Using the listing below, please gather every line containing the word "EXIT".

§ SOURCE MATERIAL:
--------

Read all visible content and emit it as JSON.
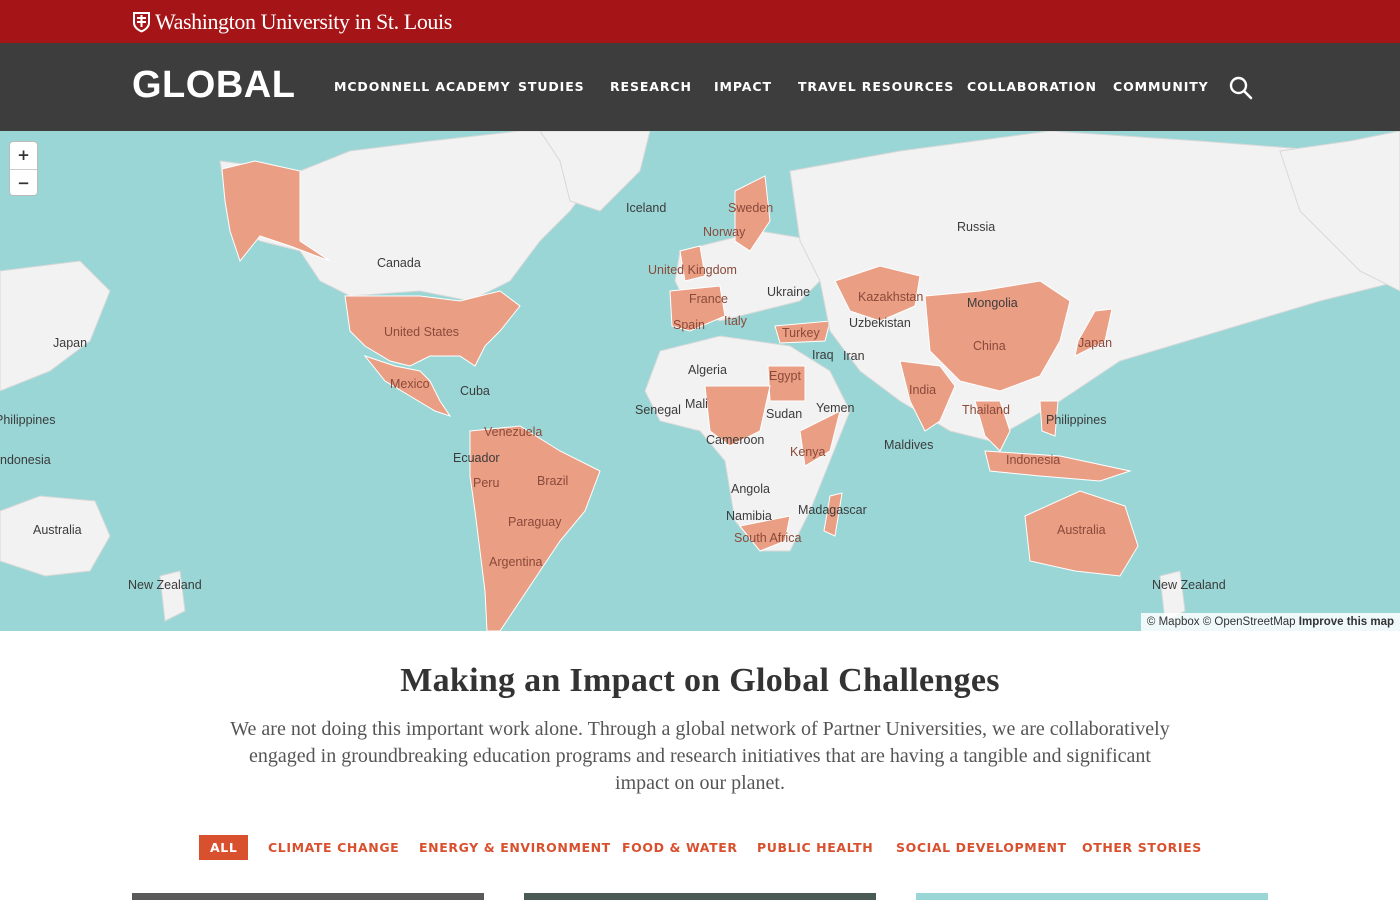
{
  "brand": {
    "university_name": "Washington University in St. Louis",
    "site_title": "GLOBAL"
  },
  "nav": {
    "items": [
      "MCDONNELL ACADEMY",
      "STUDIES",
      "RESEARCH",
      "IMPACT",
      "TRAVEL RESOURCES",
      "COLLABORATION",
      "COMMUNITY"
    ],
    "search_icon": "search-icon"
  },
  "map": {
    "zoom_in": "+",
    "zoom_out": "−",
    "attribution": {
      "mapbox": "© Mapbox",
      "osm": "© OpenStreetMap",
      "improve": "Improve this map"
    },
    "labels": [
      "Iceland",
      "Sweden",
      "Norway",
      "Russia",
      "Canada",
      "United Kingdom",
      "Ukraine",
      "Kazakhstan",
      "Mongolia",
      "France",
      "Spain",
      "Italy",
      "Turkey",
      "Uzbekistan",
      "United States",
      "China",
      "Japan",
      "Iraq",
      "Iran",
      "Egypt",
      "India",
      "Mexico",
      "Cuba",
      "Algeria",
      "Mali",
      "Senegal",
      "Sudan",
      "Yemen",
      "Thailand",
      "Philippines",
      "Philippines",
      "Venezuela",
      "Cameroon",
      "Maldives",
      "Kenya",
      "Ecuador",
      "Indonesia",
      "Brazil",
      "Peru",
      "Angola",
      "Namibia",
      "Madagascar",
      "Paraguay",
      "South Africa",
      "Australia",
      "Argentina",
      "New Zealand",
      "New Zealand",
      "Japan",
      "ndonesia",
      "Australia"
    ],
    "colors": {
      "ocean": "#9ad6d6",
      "land": "#f2f2f2",
      "highlighted": "#ea9e84"
    }
  },
  "content": {
    "headline": "Making an Impact on Global Challenges",
    "intro": "We are not doing this important work alone. Through a global network of Partner Universities, we are collaboratively engaged in groundbreaking education programs and research initiatives that are having a tangible and significant impact on our planet."
  },
  "filters": [
    "ALL",
    "CLIMATE CHANGE",
    "ENERGY & ENVIRONMENT",
    "FOOD & WATER",
    "PUBLIC HEALTH",
    "SOCIAL DEVELOPMENT",
    "OTHER STORIES"
  ],
  "colors": {
    "brand_red": "#a51417",
    "nav_bg": "#3d3d3d",
    "accent": "#d9502e"
  }
}
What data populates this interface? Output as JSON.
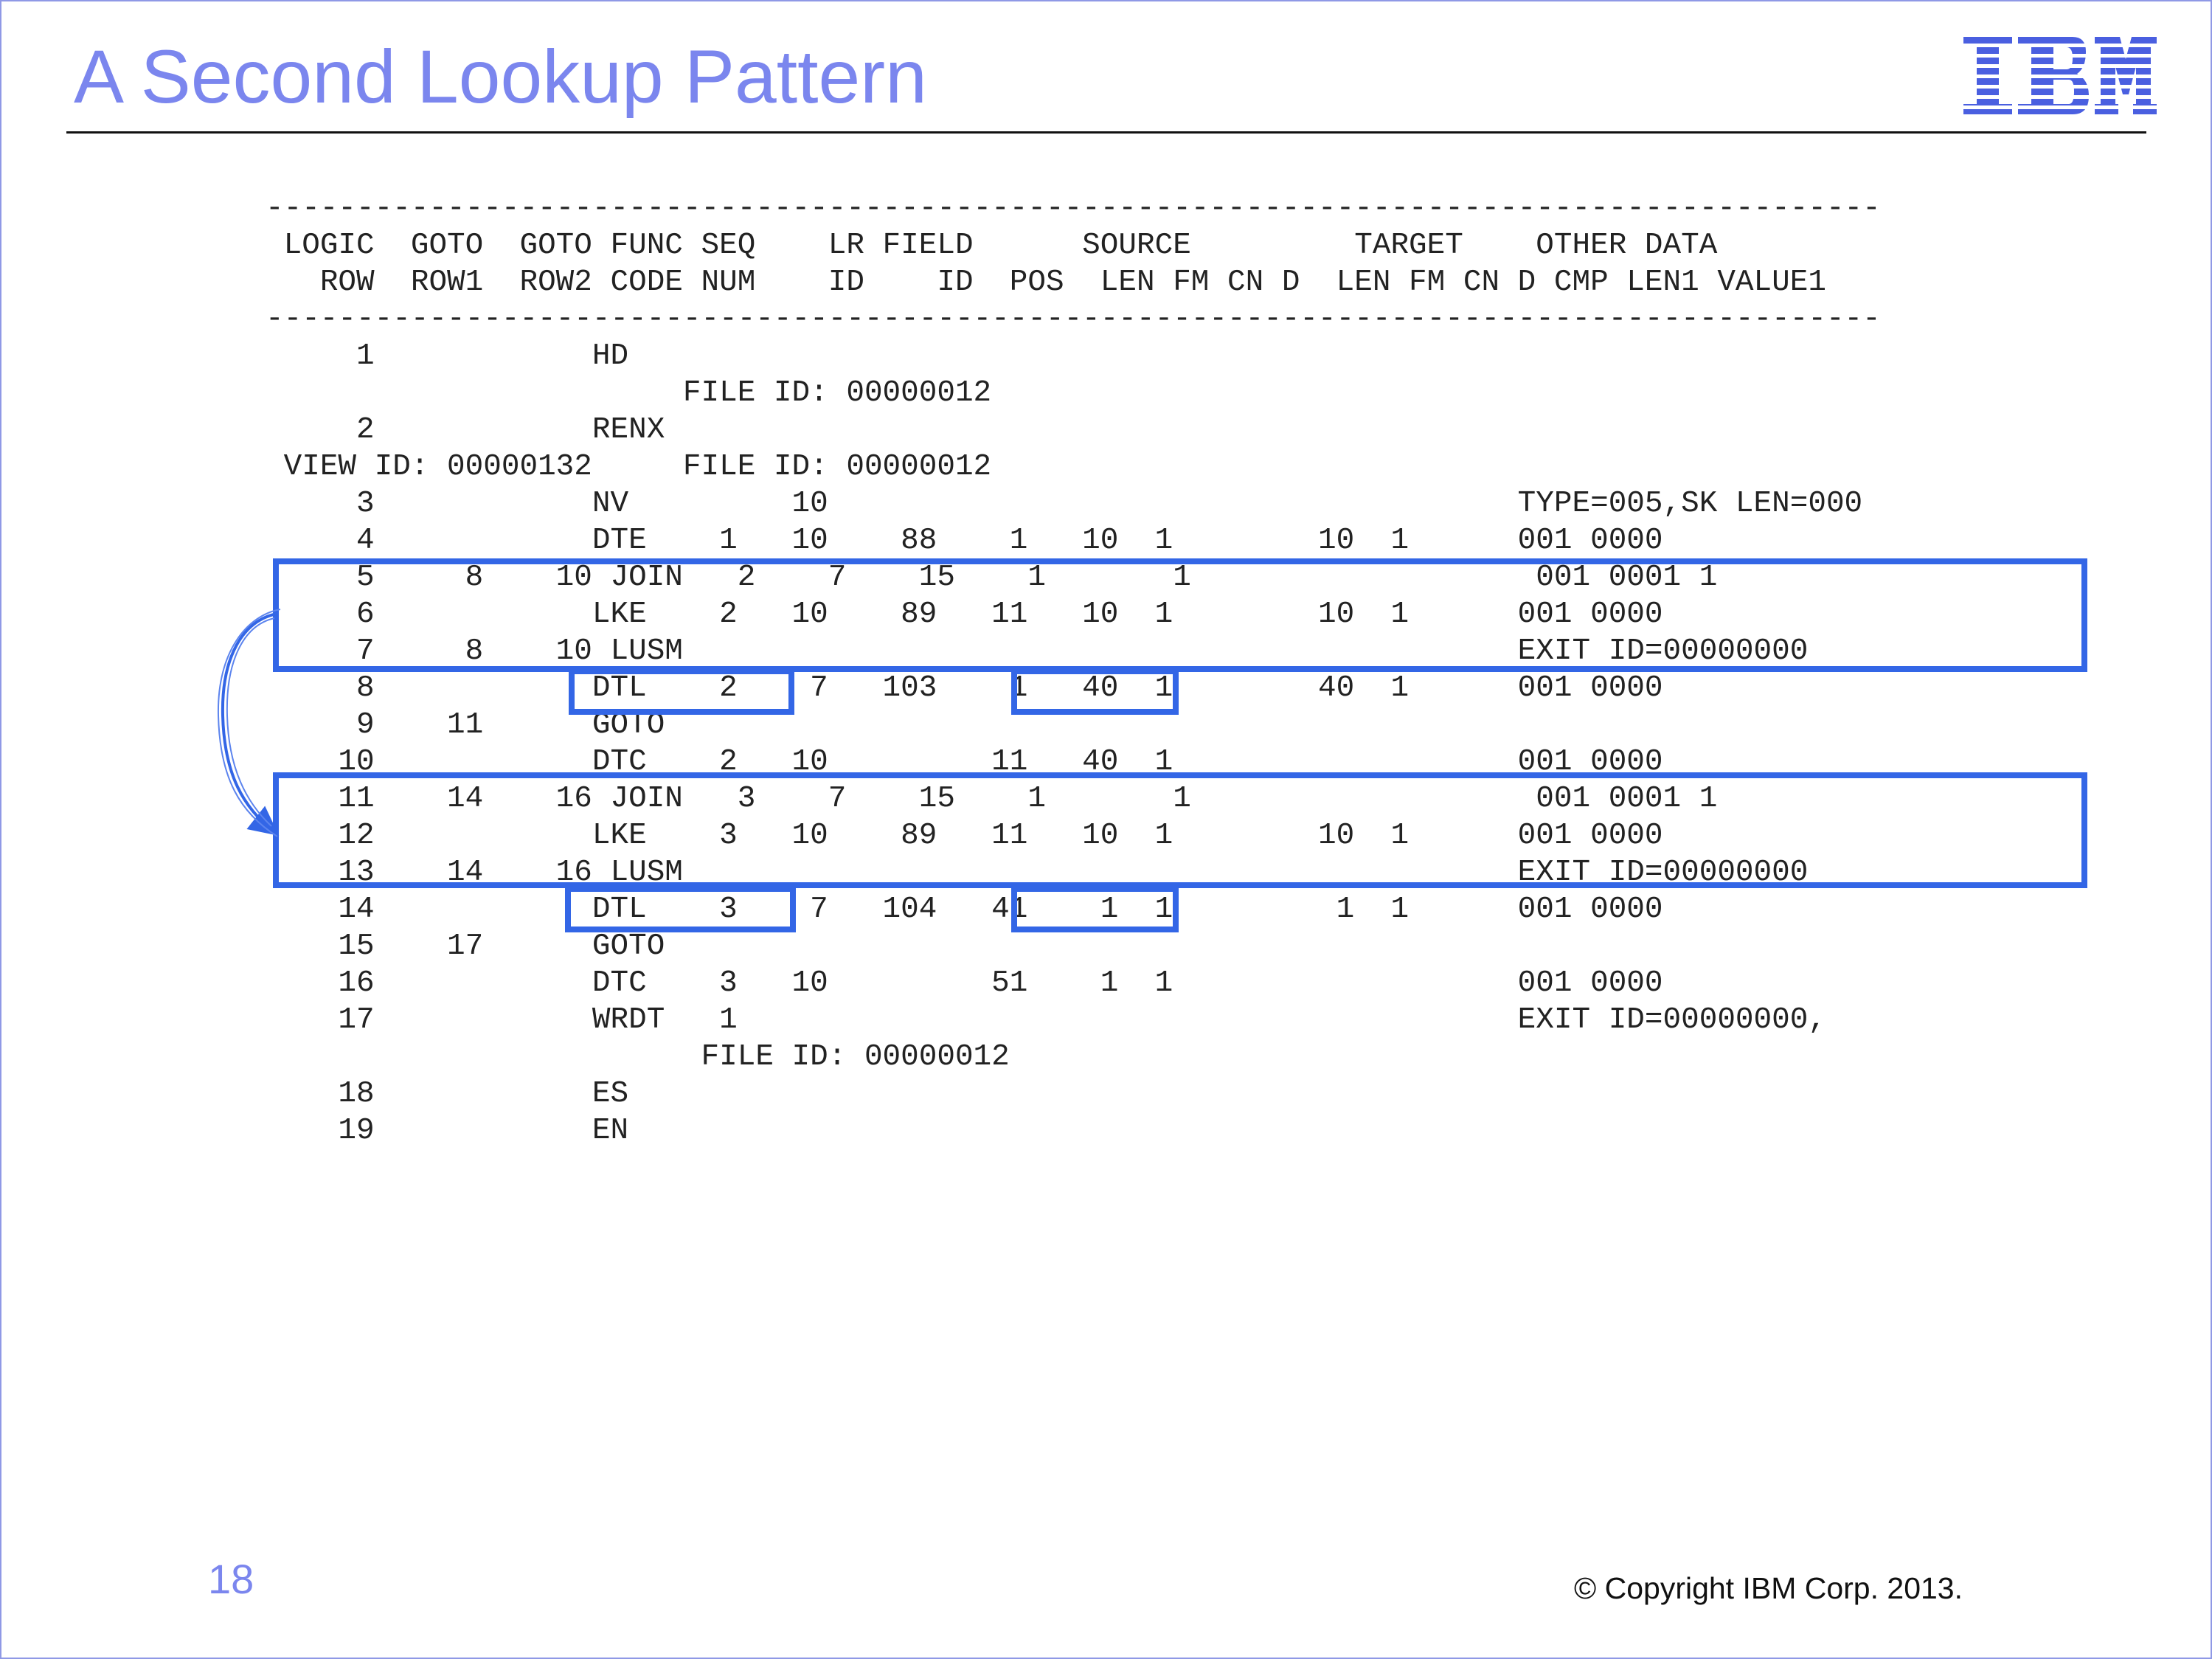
{
  "slide": {
    "title": "A Second Lookup Pattern",
    "page_number": "18",
    "copyright": "© Copyright IBM Corp. 2013.",
    "logo_text": "IBM",
    "accent_color": "#7b86ee",
    "highlight_color": "#3366e6"
  },
  "listing": {
    "separator_top": "-----------------------------------------------------------------------------------------",
    "header_line1": "LOGIC  GOTO  GOTO FUNC SEQ    LR FIELD      SOURCE         TARGET    OTHER DATA",
    "header_line2": "  ROW  ROW1  ROW2 CODE NUM    ID    ID  POS  LEN FM CN D  LEN FM CN D CMP LEN1 VALUE1",
    "separator_bottom": "-----------------------------------------------------------------------------------------",
    "rows": [
      "    1            HD",
      "                      FILE ID: 00000012",
      "    2            RENX",
      "VIEW ID: 00000132     FILE ID: 00000012",
      "    3            NV         10                                      TYPE=005,SK LEN=000",
      "    4            DTE    1   10    88    1   10  1        10  1      001 0000",
      "    5     8    10 JOIN   2    7    15    1       1                   001 0001 1",
      "    6            LKE    2   10    89   11   10  1        10  1      001 0000",
      "    7     8    10 LUSM                                              EXIT ID=00000000",
      "    8            DTL    2    7   103    1   40  1        40  1      001 0000",
      "    9    11      GOTO",
      "   10            DTC    2   10         11   40  1                   001 0000",
      "   11    14    16 JOIN   3    7    15    1       1                   001 0001 1",
      "   12            LKE    3   10    89   11   10  1        10  1      001 0000",
      "   13    14    16 LUSM                                              EXIT ID=00000000",
      "   14            DTL    3    7   104   41    1  1         1  1      001 0000",
      "   15    17      GOTO",
      "   16            DTC    3   10         51    1  1                   001 0000",
      "   17            WRDT   1                                           EXIT ID=00000000,",
      "                       FILE ID: 00000012",
      "   18            ES",
      "   19            EN"
    ]
  }
}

--------

§ EXERCISE ANSWER:
      "    7     8    10 LUSM                                              EXIT ID=00000000",
      "   13    14    16 LUSM                                              EXIT ID=00000000",
      "   17            WRDT   1                                           EXIT ID=00000000,",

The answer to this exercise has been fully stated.